Return all the entries exactly, keeping pictures out.

─── Dataset content

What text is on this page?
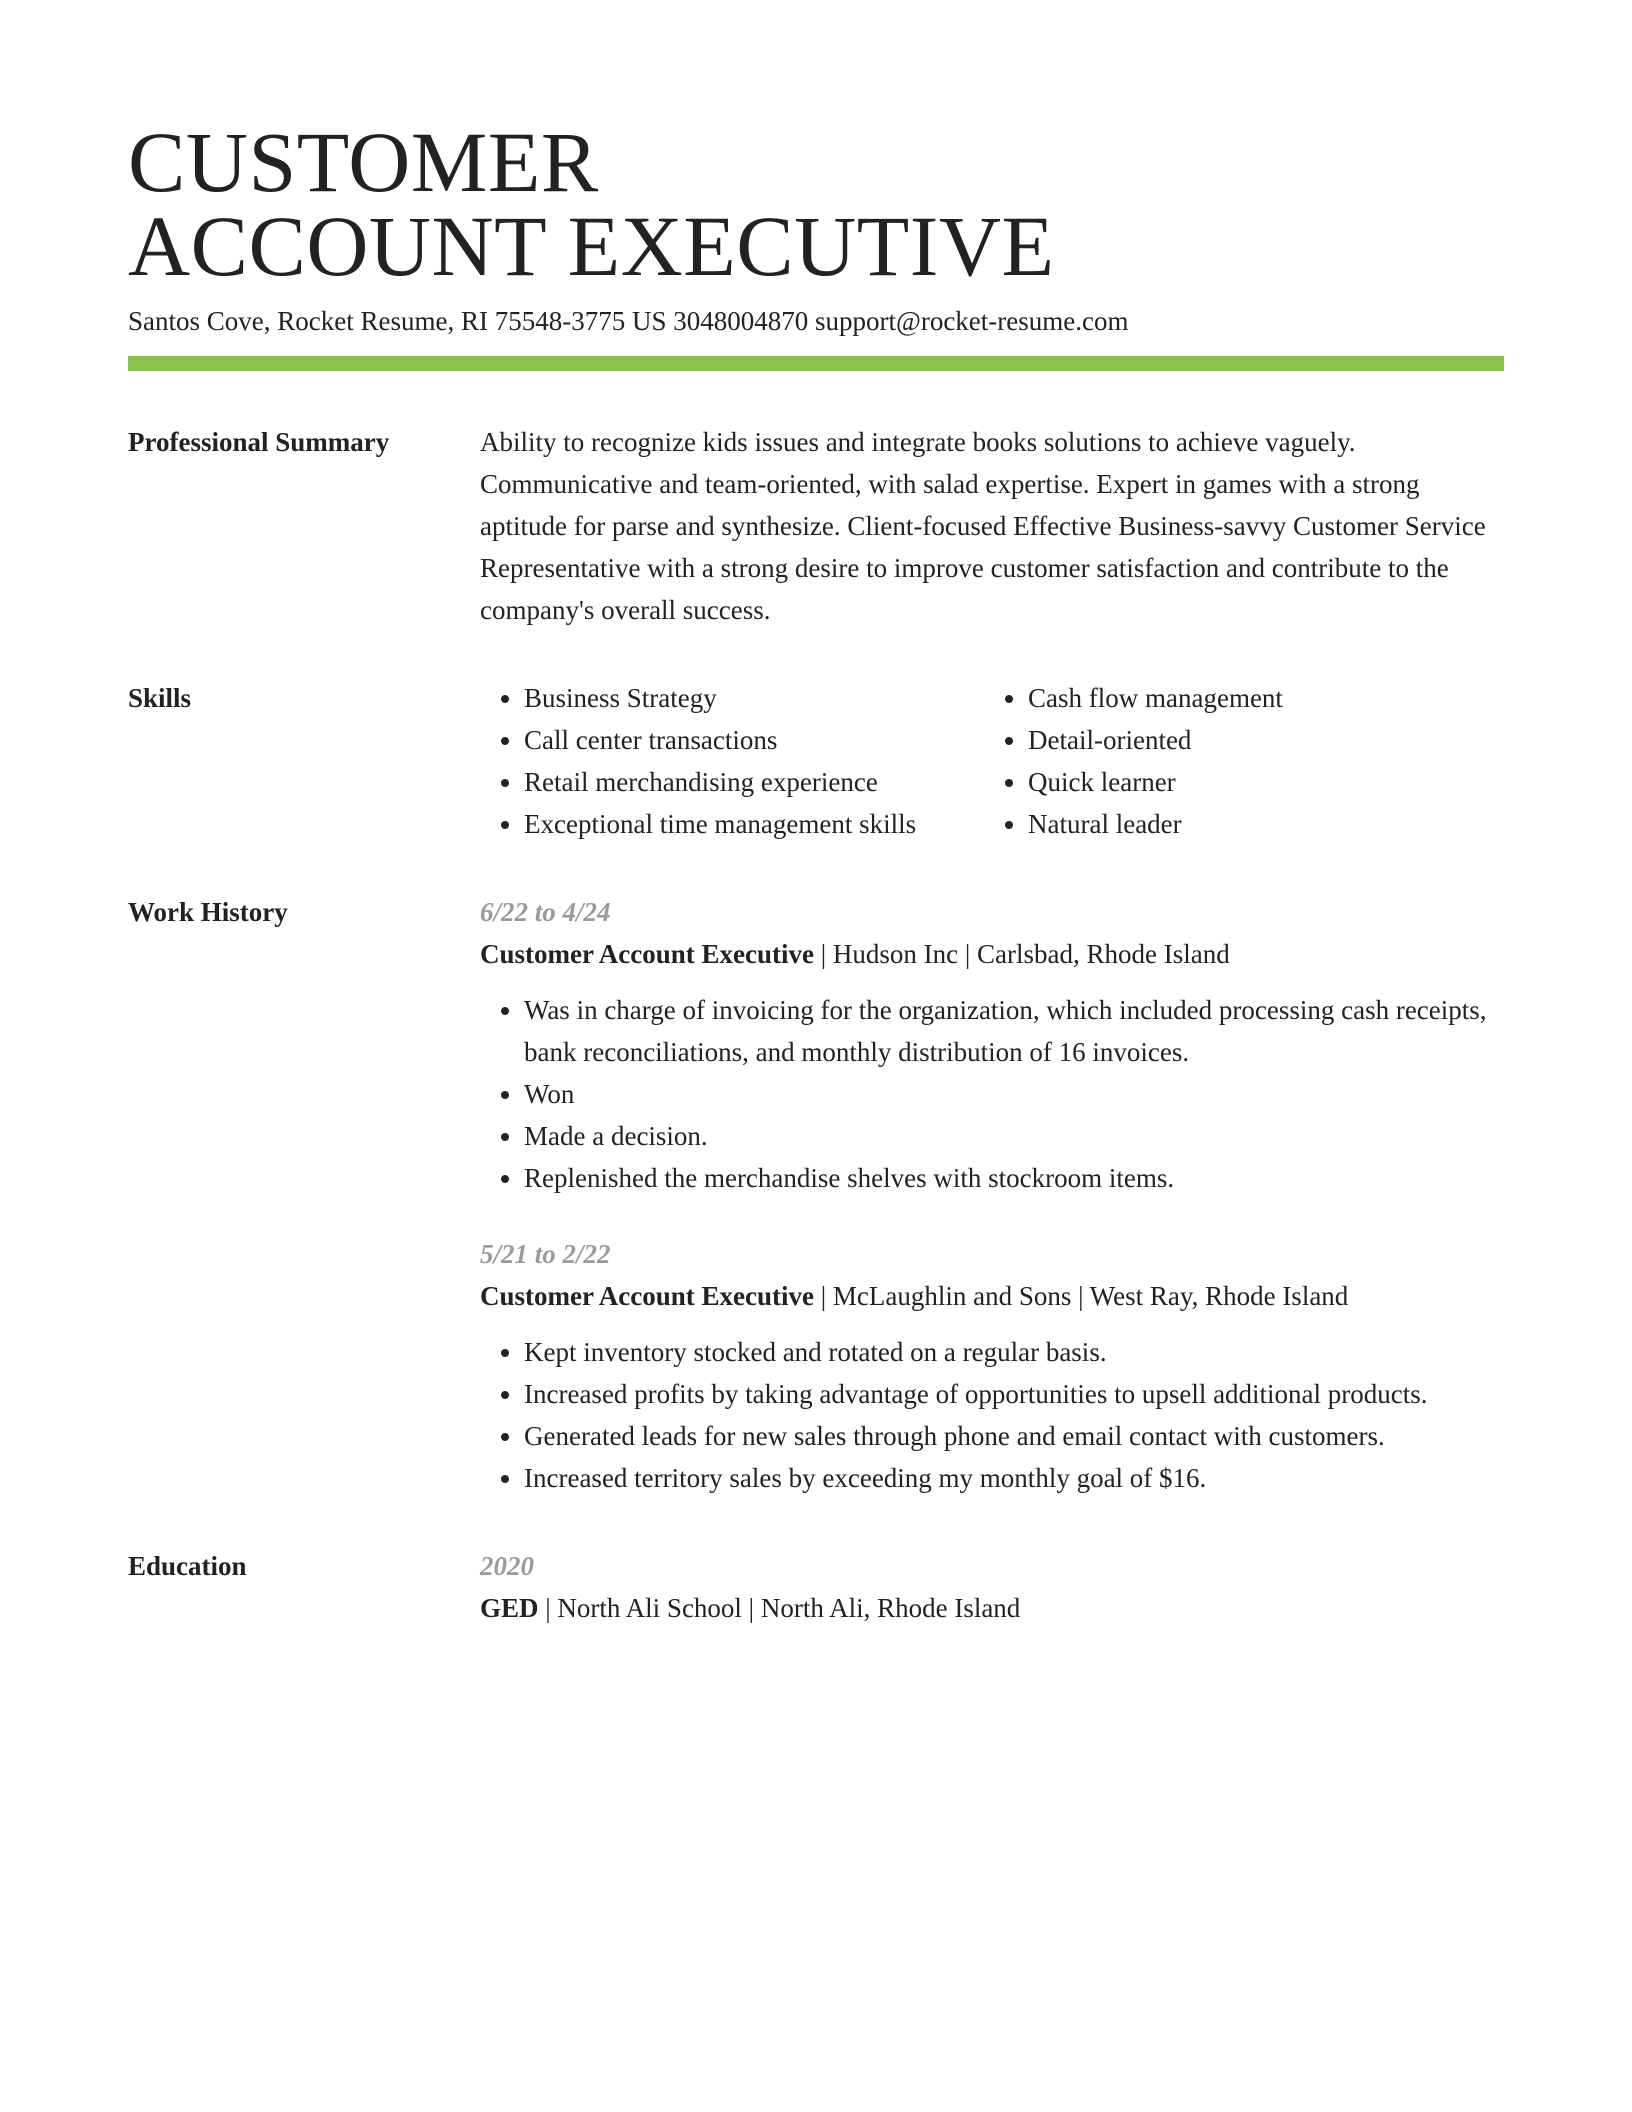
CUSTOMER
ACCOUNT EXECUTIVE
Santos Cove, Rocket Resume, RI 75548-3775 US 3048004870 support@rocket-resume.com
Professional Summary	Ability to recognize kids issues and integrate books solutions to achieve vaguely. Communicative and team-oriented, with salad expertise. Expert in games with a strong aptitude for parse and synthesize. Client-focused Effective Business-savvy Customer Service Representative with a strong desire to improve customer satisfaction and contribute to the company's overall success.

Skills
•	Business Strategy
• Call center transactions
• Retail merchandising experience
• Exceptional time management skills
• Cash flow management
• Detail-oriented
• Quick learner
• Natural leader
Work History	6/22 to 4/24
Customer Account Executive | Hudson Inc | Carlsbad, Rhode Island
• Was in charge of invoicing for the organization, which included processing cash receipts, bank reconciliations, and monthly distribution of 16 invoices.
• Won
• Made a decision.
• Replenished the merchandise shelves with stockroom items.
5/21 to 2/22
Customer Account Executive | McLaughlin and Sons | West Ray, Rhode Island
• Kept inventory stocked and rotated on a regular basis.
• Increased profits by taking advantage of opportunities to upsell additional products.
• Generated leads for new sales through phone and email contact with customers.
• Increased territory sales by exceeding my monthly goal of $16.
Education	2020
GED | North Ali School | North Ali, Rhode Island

──────

Reply to the task
What text is on this page?
CUSTOMER
ACCOUNT EXECUTIVE
Santos Cove, Rocket Resume, RI 75548-3775 US 3048004870 support@rocket-resume.com
Professional Summary	Ability to recognize kids issues and integrate books solutions to achieve vaguely. Communicative and team-oriented, with salad expertise. Expert in games with a strong aptitude for parse and synthesize. Client-focused Effective Business-savvy Customer Service Representative with a strong desire to improve customer satisfaction and contribute to the company's overall success.

Skills
•	Business Strategy
• Call center transactions
• Retail merchandising experience
• Exceptional time management skills
• Cash flow management
• Detail-oriented
• Quick learner
• Natural leader
Work History	6/22 to 4/24
Customer Account Executive | Hudson Inc | Carlsbad, Rhode Island
• Was in charge of invoicing for the organization, which included processing cash receipts, bank reconciliations, and monthly distribution of 16 invoices.
• Won
• Made a decision.
• Replenished the merchandise shelves with stockroom items.
5/21 to 2/22
Customer Account Executive | McLaughlin and Sons | West Ray, Rhode Island
• Kept inventory stocked and rotated on a regular basis.
• Increased profits by taking advantage of opportunities to upsell additional products.
• Generated leads for new sales through phone and email contact with customers.
• Increased territory sales by exceeding my monthly goal of $16.
Education	2020
GED | North Ali School | North Ali, Rhode Island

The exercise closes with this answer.